_WHAT THIS TASK INVOLVES_: Check each line of the records below for the word "want" and copy those where it appears.

_DATASET ROWS_:
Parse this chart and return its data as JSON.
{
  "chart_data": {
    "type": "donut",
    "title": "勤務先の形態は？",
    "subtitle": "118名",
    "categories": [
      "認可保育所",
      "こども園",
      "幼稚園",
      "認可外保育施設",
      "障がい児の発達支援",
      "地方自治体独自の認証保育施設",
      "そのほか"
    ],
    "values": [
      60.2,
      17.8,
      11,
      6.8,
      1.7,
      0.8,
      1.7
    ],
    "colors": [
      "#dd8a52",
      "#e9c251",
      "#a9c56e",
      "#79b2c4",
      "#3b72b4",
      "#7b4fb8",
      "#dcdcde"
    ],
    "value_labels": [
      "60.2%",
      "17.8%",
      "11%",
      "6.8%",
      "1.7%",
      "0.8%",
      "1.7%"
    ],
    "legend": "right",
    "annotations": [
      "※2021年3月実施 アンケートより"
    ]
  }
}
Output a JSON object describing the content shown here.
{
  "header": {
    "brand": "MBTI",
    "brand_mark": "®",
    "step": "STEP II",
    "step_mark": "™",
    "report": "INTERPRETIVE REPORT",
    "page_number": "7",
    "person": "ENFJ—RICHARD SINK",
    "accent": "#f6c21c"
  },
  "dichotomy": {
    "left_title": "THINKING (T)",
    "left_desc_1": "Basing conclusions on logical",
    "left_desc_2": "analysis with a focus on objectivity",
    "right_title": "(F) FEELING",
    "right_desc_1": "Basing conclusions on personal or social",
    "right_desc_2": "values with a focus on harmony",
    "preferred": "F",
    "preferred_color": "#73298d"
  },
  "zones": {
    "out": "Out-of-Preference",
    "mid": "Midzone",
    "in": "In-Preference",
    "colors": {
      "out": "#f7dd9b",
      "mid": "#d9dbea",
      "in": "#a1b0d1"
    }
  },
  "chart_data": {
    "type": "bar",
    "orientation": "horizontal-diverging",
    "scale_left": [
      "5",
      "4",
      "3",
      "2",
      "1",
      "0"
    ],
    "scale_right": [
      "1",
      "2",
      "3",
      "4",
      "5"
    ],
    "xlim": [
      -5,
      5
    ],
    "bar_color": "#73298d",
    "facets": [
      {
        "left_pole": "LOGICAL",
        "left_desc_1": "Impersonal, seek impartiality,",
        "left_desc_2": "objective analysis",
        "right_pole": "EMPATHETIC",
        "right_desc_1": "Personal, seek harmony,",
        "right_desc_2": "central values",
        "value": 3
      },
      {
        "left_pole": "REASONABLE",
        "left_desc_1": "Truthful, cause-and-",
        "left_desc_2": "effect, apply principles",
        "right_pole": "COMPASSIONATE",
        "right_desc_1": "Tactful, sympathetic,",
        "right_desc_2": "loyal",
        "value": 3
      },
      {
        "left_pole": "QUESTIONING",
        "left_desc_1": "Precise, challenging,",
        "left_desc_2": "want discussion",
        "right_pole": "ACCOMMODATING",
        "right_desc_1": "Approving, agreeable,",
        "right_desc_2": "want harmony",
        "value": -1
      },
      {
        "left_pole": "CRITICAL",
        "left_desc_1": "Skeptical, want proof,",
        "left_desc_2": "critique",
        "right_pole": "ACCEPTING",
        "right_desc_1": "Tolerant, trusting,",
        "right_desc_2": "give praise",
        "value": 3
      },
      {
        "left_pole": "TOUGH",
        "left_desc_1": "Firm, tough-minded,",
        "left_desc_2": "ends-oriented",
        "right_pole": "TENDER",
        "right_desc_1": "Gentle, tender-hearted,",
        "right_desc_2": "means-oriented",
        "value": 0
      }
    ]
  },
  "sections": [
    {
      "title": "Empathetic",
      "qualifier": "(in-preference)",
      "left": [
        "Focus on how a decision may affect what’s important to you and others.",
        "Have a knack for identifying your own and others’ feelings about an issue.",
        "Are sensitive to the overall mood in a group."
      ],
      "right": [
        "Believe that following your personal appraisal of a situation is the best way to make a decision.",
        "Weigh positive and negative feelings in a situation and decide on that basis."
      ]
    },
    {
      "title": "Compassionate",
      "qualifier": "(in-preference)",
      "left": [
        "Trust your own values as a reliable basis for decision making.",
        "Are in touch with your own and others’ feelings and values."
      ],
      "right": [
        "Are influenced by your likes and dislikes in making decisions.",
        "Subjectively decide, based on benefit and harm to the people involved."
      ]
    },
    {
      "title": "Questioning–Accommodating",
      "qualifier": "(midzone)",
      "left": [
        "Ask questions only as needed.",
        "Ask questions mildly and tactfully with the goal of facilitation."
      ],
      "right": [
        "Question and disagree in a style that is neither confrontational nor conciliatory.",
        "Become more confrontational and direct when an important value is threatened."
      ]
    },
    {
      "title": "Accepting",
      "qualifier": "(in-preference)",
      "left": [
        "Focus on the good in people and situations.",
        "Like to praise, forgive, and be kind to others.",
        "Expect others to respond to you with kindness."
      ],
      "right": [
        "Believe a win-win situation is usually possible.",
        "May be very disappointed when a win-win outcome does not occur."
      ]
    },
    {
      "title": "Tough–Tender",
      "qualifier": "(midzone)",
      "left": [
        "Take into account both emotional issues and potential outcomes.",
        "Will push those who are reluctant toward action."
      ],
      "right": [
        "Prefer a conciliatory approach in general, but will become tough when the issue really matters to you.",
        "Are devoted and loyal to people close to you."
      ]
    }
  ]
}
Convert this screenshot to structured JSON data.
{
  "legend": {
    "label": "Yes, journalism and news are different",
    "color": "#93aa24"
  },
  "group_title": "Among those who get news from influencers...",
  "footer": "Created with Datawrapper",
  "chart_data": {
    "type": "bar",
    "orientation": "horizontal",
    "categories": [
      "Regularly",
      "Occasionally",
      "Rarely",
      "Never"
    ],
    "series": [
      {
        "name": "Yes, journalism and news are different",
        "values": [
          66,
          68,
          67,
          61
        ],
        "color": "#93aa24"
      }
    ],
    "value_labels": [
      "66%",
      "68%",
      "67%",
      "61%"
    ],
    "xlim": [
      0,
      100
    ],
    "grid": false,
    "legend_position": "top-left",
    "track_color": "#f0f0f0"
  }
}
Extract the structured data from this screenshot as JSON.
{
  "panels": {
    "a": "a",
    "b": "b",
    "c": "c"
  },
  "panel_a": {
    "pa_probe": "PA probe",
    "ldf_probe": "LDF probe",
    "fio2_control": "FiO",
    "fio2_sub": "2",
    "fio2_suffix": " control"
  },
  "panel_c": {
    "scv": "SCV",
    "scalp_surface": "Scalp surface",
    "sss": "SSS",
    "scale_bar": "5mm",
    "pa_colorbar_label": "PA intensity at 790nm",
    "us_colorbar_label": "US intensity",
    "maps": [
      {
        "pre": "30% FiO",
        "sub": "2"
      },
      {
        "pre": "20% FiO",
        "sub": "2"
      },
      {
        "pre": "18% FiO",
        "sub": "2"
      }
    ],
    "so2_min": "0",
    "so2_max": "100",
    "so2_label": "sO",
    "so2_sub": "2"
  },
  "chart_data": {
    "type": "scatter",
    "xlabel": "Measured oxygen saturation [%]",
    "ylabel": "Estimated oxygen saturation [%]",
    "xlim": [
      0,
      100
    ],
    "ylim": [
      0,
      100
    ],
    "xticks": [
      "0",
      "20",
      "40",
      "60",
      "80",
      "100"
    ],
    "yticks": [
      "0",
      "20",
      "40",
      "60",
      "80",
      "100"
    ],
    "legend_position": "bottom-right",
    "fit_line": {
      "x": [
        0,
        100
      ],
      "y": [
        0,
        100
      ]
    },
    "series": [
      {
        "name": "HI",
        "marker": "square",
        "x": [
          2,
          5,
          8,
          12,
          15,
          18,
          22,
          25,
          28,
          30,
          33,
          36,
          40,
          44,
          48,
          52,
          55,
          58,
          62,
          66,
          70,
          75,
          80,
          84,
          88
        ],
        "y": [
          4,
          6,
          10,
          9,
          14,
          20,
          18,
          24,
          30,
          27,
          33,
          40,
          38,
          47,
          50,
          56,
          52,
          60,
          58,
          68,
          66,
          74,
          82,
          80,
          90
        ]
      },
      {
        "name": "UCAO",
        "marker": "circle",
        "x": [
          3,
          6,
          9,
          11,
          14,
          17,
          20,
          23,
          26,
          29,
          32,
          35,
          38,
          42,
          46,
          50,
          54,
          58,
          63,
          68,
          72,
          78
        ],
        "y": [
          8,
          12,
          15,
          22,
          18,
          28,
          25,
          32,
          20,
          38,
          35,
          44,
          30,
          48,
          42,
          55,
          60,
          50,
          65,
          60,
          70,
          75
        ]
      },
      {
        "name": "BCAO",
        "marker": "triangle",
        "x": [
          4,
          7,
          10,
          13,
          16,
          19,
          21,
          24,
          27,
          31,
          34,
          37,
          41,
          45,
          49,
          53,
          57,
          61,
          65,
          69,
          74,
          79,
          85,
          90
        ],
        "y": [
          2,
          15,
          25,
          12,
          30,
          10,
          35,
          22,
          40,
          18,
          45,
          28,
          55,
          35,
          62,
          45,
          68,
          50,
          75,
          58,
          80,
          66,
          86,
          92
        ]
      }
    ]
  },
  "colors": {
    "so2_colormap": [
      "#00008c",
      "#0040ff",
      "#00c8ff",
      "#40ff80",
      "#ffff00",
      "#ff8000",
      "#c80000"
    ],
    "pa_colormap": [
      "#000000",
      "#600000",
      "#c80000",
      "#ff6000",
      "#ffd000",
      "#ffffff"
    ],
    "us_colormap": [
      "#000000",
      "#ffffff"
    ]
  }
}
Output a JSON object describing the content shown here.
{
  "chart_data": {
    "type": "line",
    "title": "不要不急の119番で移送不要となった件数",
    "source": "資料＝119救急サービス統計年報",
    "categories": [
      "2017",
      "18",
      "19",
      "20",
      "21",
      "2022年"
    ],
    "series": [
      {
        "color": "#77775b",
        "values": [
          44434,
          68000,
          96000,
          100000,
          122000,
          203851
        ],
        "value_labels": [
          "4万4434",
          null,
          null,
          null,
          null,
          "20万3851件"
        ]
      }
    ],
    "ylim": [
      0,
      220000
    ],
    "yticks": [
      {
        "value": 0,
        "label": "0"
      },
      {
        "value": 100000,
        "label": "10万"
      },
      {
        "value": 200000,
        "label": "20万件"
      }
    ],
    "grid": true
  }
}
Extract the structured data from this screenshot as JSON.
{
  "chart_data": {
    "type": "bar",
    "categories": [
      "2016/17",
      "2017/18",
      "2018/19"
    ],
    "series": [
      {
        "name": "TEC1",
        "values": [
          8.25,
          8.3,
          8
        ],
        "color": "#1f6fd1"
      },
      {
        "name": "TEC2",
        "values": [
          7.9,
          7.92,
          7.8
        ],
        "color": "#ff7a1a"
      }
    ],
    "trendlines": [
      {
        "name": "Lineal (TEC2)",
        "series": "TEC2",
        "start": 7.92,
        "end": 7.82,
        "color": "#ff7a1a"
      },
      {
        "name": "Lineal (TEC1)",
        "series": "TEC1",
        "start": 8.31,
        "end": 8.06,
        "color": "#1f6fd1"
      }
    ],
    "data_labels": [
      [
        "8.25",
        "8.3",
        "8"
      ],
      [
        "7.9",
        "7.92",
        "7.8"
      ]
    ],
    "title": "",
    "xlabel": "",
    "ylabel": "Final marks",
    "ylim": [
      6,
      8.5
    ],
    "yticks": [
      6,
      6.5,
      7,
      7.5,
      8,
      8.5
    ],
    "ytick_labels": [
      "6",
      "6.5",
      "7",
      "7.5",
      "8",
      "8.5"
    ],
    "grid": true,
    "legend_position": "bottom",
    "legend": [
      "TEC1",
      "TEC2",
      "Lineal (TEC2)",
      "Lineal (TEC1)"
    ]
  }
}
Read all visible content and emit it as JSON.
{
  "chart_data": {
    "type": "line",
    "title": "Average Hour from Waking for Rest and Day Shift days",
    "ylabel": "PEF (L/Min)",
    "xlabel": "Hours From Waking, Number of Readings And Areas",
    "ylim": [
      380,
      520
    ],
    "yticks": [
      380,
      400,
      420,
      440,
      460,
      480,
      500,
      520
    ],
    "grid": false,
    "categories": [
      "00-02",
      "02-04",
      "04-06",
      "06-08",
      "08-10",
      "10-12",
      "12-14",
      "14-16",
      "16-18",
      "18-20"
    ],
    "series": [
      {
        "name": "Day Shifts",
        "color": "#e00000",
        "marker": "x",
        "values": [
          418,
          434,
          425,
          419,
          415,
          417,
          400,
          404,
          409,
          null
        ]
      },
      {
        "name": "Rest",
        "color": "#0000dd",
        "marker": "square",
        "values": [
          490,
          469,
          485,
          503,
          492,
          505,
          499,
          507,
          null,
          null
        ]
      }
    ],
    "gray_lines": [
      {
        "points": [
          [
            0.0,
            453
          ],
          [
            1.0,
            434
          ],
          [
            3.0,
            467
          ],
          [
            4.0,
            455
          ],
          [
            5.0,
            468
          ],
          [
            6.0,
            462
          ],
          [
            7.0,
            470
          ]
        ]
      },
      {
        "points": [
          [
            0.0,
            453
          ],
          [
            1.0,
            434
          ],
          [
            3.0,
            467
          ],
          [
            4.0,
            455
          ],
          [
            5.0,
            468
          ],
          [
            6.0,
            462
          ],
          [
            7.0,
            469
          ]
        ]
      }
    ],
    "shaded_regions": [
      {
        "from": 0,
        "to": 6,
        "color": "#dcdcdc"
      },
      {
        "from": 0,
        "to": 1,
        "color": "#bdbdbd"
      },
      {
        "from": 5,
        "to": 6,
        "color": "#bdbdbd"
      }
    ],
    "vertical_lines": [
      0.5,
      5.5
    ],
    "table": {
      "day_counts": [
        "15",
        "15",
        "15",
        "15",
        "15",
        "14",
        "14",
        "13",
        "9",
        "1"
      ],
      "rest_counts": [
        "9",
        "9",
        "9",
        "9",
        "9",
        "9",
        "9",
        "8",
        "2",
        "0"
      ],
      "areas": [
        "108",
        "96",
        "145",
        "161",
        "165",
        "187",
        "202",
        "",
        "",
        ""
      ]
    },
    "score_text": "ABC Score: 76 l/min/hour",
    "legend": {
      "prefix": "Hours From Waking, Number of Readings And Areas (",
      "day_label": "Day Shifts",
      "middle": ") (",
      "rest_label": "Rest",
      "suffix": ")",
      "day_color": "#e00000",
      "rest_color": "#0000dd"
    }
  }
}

_CORRECT ANSWER_:
        "left_desc_2": "want discussion",
        "right_desc_2": "want harmony",
        "left_desc_1": "Skeptical, want proof,",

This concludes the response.